Job: From the listing below, extract every line in which the word "Trade" appears.

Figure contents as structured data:
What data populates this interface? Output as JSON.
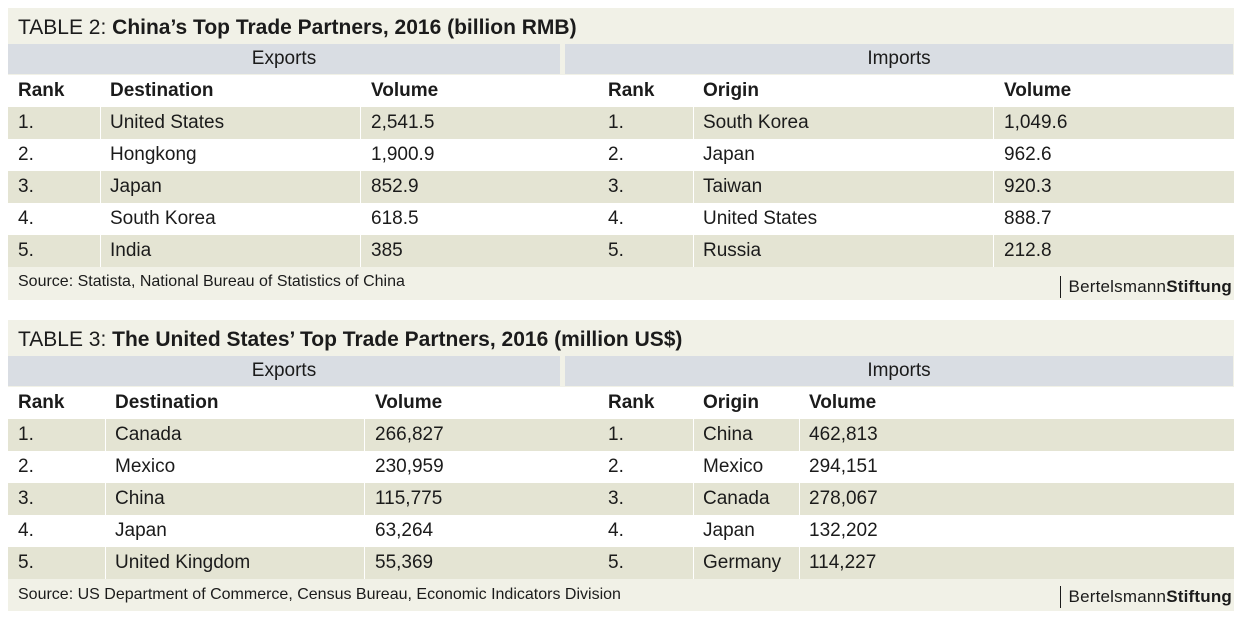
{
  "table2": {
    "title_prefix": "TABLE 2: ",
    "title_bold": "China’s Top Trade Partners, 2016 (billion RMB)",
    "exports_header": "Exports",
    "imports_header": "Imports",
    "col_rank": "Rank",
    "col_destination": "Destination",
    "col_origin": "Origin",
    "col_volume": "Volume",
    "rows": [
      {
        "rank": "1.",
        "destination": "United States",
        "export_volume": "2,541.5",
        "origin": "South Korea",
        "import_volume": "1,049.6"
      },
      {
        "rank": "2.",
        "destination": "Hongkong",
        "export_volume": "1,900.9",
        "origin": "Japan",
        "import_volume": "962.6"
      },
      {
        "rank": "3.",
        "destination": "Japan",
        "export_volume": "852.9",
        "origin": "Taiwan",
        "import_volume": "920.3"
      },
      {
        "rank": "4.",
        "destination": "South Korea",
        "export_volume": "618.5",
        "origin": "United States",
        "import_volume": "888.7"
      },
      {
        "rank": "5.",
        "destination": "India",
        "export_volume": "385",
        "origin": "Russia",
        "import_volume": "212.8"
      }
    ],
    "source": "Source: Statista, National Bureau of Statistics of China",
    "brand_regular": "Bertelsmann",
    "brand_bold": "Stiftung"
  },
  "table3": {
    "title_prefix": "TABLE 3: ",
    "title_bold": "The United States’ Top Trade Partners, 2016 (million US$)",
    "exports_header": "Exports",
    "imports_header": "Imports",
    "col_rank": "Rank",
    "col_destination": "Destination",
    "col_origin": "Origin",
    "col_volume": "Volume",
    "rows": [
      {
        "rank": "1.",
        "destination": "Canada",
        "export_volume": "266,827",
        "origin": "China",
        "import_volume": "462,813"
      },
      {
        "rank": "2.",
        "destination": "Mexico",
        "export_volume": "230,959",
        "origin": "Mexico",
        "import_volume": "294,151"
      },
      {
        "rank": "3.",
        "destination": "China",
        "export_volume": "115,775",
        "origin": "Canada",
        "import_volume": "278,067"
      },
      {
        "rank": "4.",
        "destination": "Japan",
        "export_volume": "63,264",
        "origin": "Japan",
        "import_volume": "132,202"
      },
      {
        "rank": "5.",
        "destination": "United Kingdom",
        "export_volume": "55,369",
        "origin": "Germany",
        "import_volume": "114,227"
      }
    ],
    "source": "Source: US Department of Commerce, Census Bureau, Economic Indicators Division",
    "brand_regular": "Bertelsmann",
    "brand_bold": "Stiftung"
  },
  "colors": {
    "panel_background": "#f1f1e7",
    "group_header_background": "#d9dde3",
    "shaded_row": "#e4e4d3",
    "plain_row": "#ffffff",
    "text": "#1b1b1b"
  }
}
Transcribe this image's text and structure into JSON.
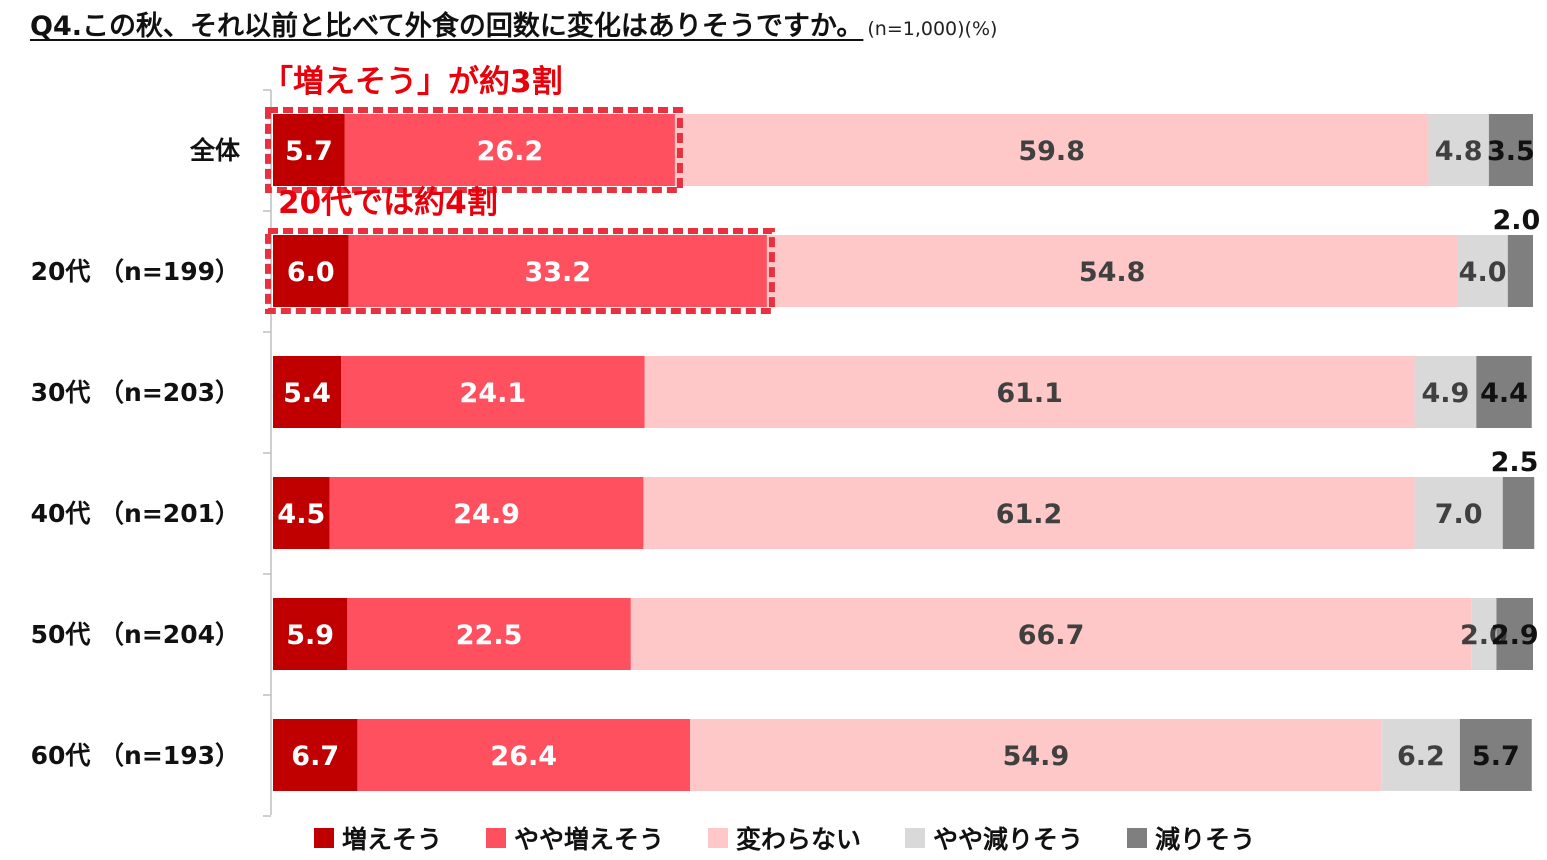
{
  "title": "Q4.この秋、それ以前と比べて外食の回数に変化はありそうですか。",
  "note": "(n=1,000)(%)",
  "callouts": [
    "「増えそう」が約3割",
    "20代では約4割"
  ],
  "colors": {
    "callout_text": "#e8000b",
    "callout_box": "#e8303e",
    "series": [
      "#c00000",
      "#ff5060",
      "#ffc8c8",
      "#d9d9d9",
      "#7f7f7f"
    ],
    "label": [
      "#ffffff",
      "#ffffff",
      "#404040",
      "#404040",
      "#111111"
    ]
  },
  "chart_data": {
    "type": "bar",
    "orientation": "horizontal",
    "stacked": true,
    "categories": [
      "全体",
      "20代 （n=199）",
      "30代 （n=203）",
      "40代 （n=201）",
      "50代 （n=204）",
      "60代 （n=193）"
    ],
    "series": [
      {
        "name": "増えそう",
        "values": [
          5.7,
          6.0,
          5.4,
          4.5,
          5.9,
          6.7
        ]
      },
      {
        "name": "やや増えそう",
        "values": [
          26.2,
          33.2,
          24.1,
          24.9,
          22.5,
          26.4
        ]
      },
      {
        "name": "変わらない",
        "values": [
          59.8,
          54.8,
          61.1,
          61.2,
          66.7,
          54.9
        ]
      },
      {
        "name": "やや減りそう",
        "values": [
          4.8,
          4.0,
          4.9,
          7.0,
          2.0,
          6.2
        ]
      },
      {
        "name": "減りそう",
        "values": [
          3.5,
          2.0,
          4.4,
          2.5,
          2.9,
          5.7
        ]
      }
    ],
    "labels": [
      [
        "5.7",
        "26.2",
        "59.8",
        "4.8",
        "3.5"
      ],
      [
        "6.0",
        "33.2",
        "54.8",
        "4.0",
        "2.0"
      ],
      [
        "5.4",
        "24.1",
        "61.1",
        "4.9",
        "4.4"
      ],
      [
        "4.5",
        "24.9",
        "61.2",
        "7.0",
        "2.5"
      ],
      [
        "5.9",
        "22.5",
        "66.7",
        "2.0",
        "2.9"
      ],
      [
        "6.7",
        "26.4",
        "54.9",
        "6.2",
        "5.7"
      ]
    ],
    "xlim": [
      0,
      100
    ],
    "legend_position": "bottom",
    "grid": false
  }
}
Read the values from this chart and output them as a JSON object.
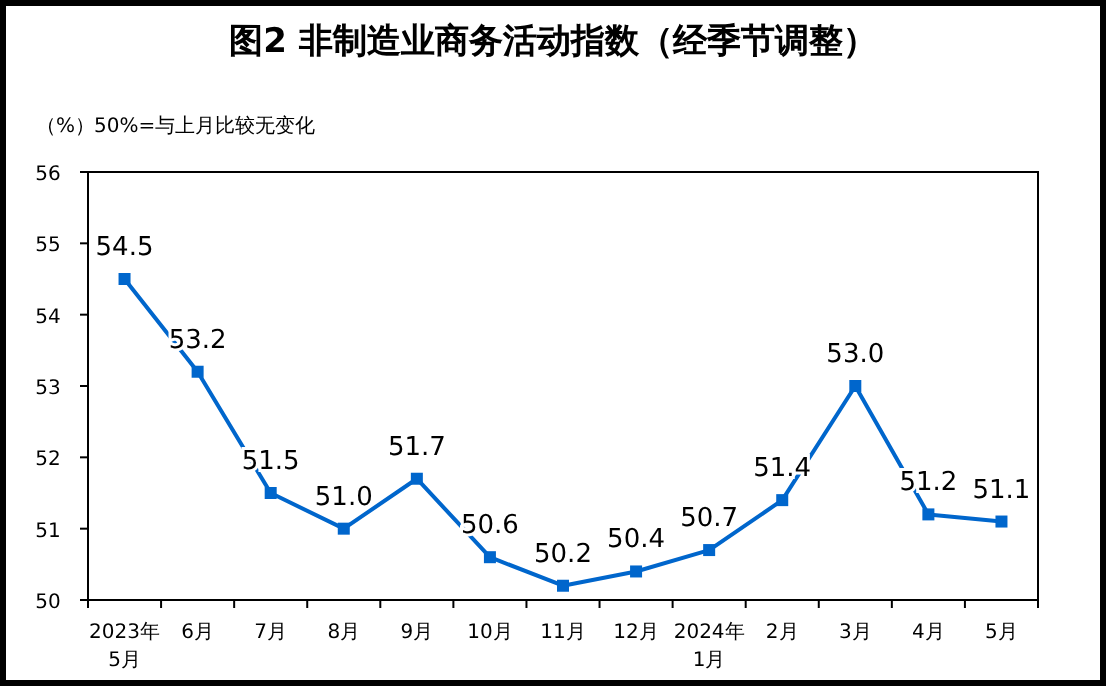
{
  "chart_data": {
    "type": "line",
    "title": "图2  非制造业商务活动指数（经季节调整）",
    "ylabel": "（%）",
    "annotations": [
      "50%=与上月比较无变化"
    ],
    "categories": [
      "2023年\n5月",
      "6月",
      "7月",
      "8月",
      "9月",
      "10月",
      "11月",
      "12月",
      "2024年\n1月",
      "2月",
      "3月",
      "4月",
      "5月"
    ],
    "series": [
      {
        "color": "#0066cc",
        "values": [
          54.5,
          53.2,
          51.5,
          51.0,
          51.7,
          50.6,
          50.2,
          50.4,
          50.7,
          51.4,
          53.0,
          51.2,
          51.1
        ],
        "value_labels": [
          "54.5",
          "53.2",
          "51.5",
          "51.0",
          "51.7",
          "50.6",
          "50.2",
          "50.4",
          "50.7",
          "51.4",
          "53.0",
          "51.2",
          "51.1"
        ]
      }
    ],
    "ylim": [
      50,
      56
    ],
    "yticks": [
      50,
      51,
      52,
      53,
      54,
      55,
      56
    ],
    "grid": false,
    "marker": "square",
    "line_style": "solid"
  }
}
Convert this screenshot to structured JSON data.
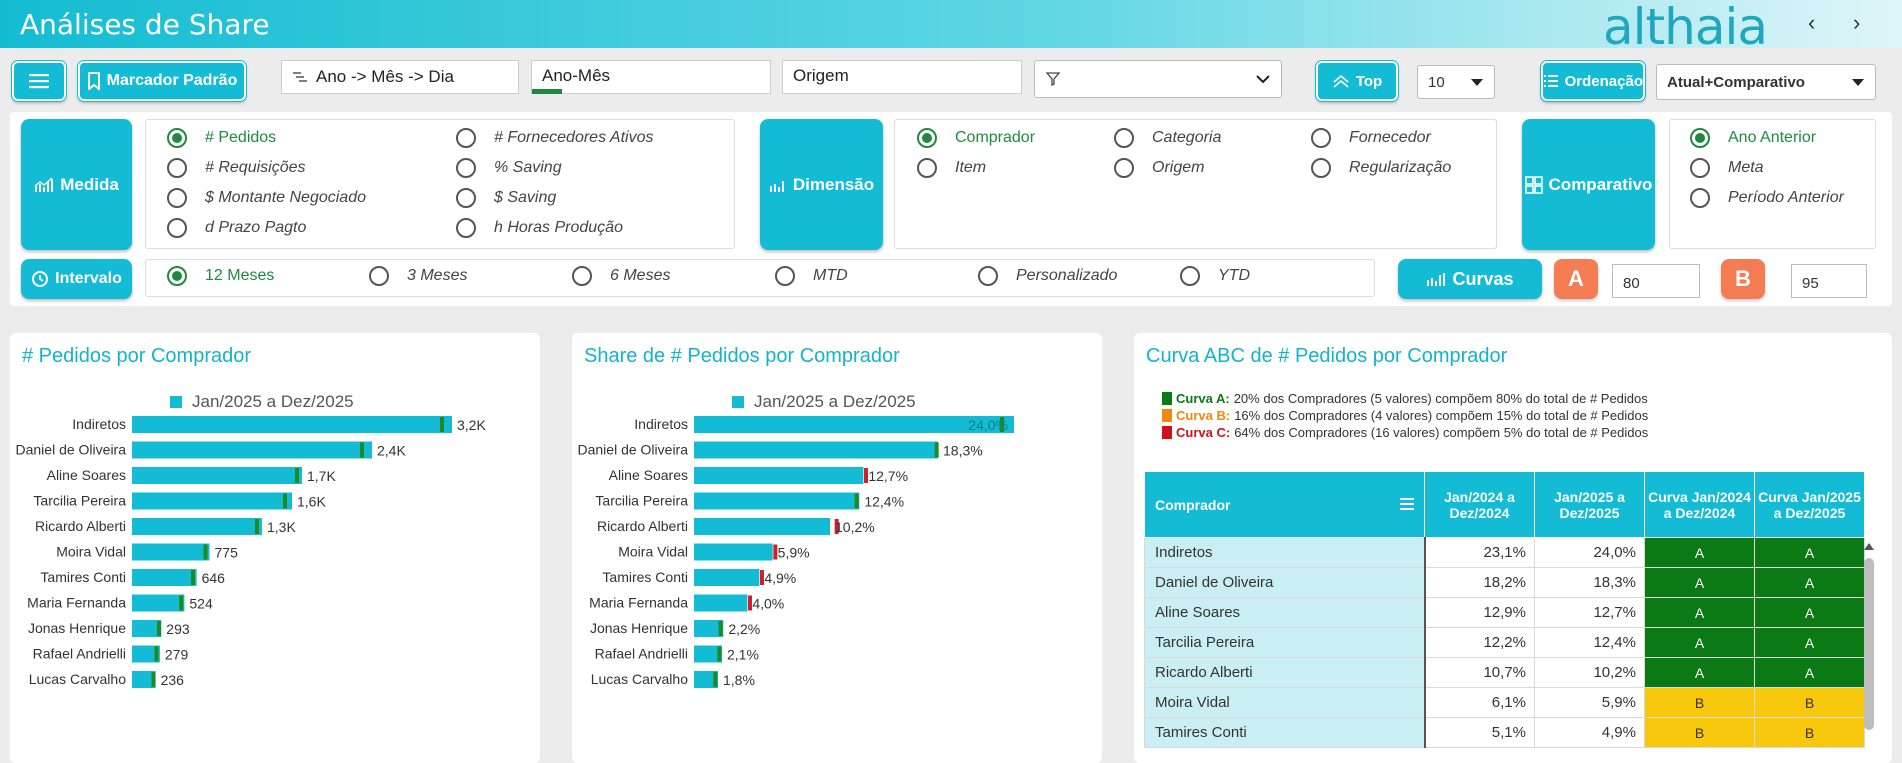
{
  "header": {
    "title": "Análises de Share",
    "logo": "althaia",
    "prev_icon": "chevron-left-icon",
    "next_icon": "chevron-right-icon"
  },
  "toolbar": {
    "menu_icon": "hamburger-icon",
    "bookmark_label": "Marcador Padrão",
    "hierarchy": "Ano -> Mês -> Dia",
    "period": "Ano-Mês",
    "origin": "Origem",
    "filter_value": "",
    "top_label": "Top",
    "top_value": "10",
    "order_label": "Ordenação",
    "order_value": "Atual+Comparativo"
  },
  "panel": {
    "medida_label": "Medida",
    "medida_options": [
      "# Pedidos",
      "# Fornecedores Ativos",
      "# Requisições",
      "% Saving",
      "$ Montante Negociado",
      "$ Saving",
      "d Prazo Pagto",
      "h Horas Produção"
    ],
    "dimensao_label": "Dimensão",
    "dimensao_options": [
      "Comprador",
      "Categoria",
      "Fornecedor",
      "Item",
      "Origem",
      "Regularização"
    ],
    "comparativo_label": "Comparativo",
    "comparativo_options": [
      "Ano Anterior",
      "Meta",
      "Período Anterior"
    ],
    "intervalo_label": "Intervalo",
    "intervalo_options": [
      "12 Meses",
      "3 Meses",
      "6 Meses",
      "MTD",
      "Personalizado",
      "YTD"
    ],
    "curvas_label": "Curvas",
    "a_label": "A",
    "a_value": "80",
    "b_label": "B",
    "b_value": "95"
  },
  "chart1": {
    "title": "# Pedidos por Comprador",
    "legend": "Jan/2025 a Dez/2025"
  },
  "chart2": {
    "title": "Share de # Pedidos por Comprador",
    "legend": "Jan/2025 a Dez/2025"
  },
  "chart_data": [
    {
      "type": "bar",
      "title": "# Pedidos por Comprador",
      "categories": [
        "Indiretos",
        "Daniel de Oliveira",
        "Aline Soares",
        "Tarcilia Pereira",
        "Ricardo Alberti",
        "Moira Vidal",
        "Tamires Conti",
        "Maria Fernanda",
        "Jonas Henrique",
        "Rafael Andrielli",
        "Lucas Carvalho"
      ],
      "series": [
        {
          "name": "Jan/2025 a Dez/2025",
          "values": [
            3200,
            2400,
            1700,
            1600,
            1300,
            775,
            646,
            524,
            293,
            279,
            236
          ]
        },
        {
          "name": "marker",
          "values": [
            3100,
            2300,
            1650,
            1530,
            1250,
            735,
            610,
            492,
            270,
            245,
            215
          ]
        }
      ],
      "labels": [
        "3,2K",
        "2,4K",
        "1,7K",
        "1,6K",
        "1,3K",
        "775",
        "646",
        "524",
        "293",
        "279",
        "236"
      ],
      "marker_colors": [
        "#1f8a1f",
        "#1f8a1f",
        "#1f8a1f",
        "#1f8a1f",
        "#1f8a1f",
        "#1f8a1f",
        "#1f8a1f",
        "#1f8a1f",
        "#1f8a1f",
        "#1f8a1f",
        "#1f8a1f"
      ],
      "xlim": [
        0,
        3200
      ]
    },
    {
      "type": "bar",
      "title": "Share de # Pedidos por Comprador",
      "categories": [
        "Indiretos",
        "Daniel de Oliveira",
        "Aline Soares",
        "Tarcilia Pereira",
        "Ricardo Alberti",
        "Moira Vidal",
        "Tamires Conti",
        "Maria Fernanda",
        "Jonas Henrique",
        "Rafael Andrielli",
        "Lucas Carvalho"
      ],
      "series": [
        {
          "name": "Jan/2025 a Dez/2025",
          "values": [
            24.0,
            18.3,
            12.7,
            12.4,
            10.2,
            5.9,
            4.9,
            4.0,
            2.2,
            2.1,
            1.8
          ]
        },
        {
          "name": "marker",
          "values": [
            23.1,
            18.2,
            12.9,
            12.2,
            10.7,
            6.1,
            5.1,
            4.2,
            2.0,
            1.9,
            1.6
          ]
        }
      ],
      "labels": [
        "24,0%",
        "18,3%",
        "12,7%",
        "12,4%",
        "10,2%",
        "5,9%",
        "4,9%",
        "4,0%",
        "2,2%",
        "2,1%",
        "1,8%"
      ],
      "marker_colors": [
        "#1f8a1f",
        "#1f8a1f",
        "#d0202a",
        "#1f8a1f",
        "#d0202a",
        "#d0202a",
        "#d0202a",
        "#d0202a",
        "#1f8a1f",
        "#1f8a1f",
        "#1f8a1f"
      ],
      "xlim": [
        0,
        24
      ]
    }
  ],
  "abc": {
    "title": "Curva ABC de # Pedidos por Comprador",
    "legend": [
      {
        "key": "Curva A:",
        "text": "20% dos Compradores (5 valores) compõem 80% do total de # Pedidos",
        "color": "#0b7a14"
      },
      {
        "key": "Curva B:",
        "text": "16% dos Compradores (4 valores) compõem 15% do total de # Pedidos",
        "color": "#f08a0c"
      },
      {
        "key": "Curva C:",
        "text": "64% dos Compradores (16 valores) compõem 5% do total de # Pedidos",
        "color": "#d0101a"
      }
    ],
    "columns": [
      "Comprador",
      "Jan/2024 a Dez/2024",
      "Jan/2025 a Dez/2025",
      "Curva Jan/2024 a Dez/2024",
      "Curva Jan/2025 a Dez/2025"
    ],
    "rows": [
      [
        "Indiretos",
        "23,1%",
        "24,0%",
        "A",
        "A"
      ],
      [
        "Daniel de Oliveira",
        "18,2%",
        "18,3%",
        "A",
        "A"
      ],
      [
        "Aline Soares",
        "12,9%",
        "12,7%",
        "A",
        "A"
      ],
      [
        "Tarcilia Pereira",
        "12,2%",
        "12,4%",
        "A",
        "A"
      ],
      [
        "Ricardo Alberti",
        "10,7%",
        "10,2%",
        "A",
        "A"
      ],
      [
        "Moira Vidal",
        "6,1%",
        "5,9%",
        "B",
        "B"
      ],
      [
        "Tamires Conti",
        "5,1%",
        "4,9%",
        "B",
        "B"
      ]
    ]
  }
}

Task response:
    "title_bold": "China’s Top Trade Partners, 2016 (billion RMB)",
    "title_bold": "The United States’ Top Trade Partners, 2016 (million US$)",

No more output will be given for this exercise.